# The records
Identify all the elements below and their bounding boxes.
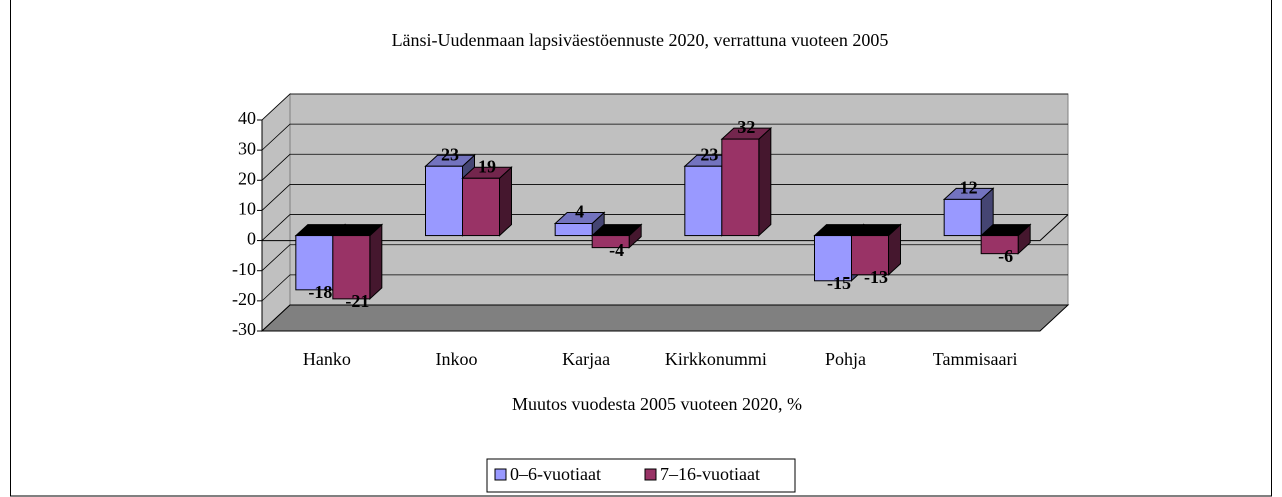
data-label: 23 bbox=[441, 144, 459, 164]
legend-label: 0–6-vuotiaat bbox=[510, 464, 601, 484]
legend-label: 7–16-vuotiaat bbox=[660, 464, 760, 484]
x-axis-title: Muutos vuodesta 2005 vuoteen 2020, % bbox=[512, 394, 802, 414]
data-label: 12 bbox=[960, 178, 978, 198]
grid-line bbox=[261, 244, 1068, 272]
y-tick-label: 40 bbox=[238, 108, 256, 128]
bar-front bbox=[684, 165, 723, 237]
x-tick-label: Kirkkonummi bbox=[665, 349, 767, 369]
grid-line bbox=[261, 214, 1068, 241]
y-tick-label: 10 bbox=[238, 199, 256, 219]
x-tick-label: Pohja bbox=[825, 349, 866, 369]
bar-front bbox=[814, 235, 852, 282]
bar bbox=[720, 126, 773, 237]
data-label: -13 bbox=[864, 267, 888, 287]
bar-side bbox=[758, 126, 772, 237]
grid-line bbox=[261, 304, 1068, 332]
side-wall bbox=[261, 92, 291, 333]
x-tick-label: Karjaa bbox=[562, 349, 610, 369]
data-label: -6 bbox=[998, 246, 1013, 266]
bar-front bbox=[462, 177, 500, 237]
y-tick-label: 20 bbox=[238, 168, 256, 188]
bar-front bbox=[721, 138, 760, 237]
legend-swatch bbox=[494, 468, 507, 481]
bar-front bbox=[851, 235, 889, 276]
legend-swatch bbox=[644, 468, 657, 481]
floor bbox=[260, 304, 1070, 332]
zero-axis bbox=[262, 214, 1069, 242]
bar bbox=[942, 187, 995, 237]
bar bbox=[461, 166, 513, 237]
grid-line bbox=[261, 123, 1068, 151]
legend-box bbox=[486, 458, 796, 493]
bar-front bbox=[425, 165, 463, 237]
x-tick-label: Tammisaari bbox=[933, 349, 1018, 369]
bar-side bbox=[369, 223, 383, 301]
y-tick-label: 30 bbox=[238, 138, 256, 158]
chart-title: Länsi-Uudenmaan lapsiväestöennuste 2020,… bbox=[392, 30, 889, 50]
x-tick-label: Inkoo bbox=[436, 349, 478, 369]
y-tick-label: -30 bbox=[232, 319, 256, 339]
data-label: 23 bbox=[700, 144, 718, 164]
data-label: -21 bbox=[345, 291, 369, 311]
bar-front bbox=[980, 235, 1019, 255]
bar-front bbox=[332, 235, 371, 300]
bar-front bbox=[943, 198, 982, 237]
bar bbox=[979, 223, 1032, 255]
bar bbox=[850, 223, 902, 276]
data-label: -4 bbox=[609, 240, 624, 260]
x-tick-label: Hanko bbox=[303, 349, 351, 369]
data-label: -18 bbox=[308, 282, 332, 302]
bar-front bbox=[295, 235, 334, 291]
grid-line bbox=[261, 93, 1068, 121]
grid-line bbox=[261, 274, 1068, 302]
y-tick-label: -20 bbox=[232, 289, 256, 309]
y-tick-label: 0 bbox=[247, 229, 256, 249]
bar bbox=[553, 211, 606, 237]
data-label: 19 bbox=[478, 156, 496, 176]
bar-side bbox=[499, 166, 512, 237]
y-tick-label: -10 bbox=[232, 259, 256, 279]
bar-front bbox=[554, 223, 593, 237]
grid-line bbox=[261, 153, 1068, 181]
bar bbox=[331, 223, 384, 301]
grid-line bbox=[261, 184, 1068, 211]
data-label: 4 bbox=[575, 202, 584, 222]
data-label: 32 bbox=[737, 117, 755, 137]
data-label: -15 bbox=[827, 273, 851, 293]
bar bbox=[590, 223, 643, 249]
bar-front bbox=[591, 235, 630, 249]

# Short exercise
Retype every line of the items above verbatim, leaving out the pictures.

# Full solution
Identify all the elements below and their bounding boxes.
data-label: 23 bbox=[441, 144, 459, 164]
legend-label: 0–6-vuotiaat bbox=[510, 464, 601, 484]
legend-label: 7–16-vuotiaat bbox=[660, 464, 760, 484]
x-axis-title: Muutos vuodesta 2005 vuoteen 2020, % bbox=[512, 394, 802, 414]
data-label: 12 bbox=[960, 178, 978, 198]
grid-line bbox=[261, 244, 1068, 272]
y-tick-label: 40 bbox=[238, 108, 256, 128]
bar-front bbox=[684, 165, 723, 237]
x-tick-label: Kirkkonummi bbox=[665, 349, 767, 369]
grid-line bbox=[261, 214, 1068, 241]
y-tick-label: 10 bbox=[238, 199, 256, 219]
x-tick-label: Pohja bbox=[825, 349, 866, 369]
bar-front bbox=[814, 235, 852, 282]
bar bbox=[720, 126, 773, 237]
data-label: -13 bbox=[864, 267, 888, 287]
bar-side bbox=[758, 126, 772, 237]
grid-line bbox=[261, 304, 1068, 332]
side-wall bbox=[261, 92, 291, 333]
x-tick-label: Karjaa bbox=[562, 349, 610, 369]
data-label: -6 bbox=[998, 246, 1013, 266]
bar-front bbox=[462, 177, 500, 237]
y-tick-label: 20 bbox=[238, 168, 256, 188]
bar-front bbox=[721, 138, 760, 237]
legend-swatch bbox=[494, 468, 507, 481]
bar-front bbox=[851, 235, 889, 276]
legend-swatch bbox=[644, 468, 657, 481]
floor bbox=[260, 304, 1070, 332]
zero-axis bbox=[262, 214, 1069, 242]
bar bbox=[942, 187, 995, 237]
bar bbox=[461, 166, 513, 237]
grid-line bbox=[261, 123, 1068, 151]
legend-box bbox=[486, 458, 796, 493]
bar-front bbox=[425, 165, 463, 237]
x-tick-label: Tammisaari bbox=[933, 349, 1018, 369]
bar-side bbox=[369, 223, 383, 301]
y-tick-label: 30 bbox=[238, 138, 256, 158]
chart-title: Länsi-Uudenmaan lapsiväestöennuste 2020,… bbox=[392, 30, 889, 50]
x-tick-label: Inkoo bbox=[436, 349, 478, 369]
y-tick-label: -30 bbox=[232, 319, 256, 339]
data-label: 23 bbox=[700, 144, 718, 164]
data-label: -21 bbox=[345, 291, 369, 311]
bar-front bbox=[980, 235, 1019, 255]
bar-front bbox=[332, 235, 371, 300]
bar-front bbox=[943, 198, 982, 237]
bar bbox=[979, 223, 1032, 255]
bar bbox=[850, 223, 902, 276]
data-label: -4 bbox=[609, 240, 624, 260]
x-tick-label: Hanko bbox=[303, 349, 351, 369]
data-label: -18 bbox=[308, 282, 332, 302]
bar-front bbox=[295, 235, 334, 291]
grid-line bbox=[261, 93, 1068, 121]
grid-line bbox=[261, 274, 1068, 302]
y-tick-label: -20 bbox=[232, 289, 256, 309]
y-tick-label: 0 bbox=[247, 229, 256, 249]
bar bbox=[553, 211, 606, 237]
data-label: 19 bbox=[478, 156, 496, 176]
bar-side bbox=[499, 166, 512, 237]
y-tick-label: -10 bbox=[232, 259, 256, 279]
bar-front bbox=[554, 223, 593, 237]
grid-line bbox=[261, 153, 1068, 181]
bar bbox=[331, 223, 384, 301]
grid-line bbox=[261, 184, 1068, 211]
data-label: 4 bbox=[575, 202, 584, 222]
data-label: 32 bbox=[737, 117, 755, 137]
data-label: -15 bbox=[827, 273, 851, 293]
bar bbox=[590, 223, 643, 249]
bar-front bbox=[591, 235, 630, 249]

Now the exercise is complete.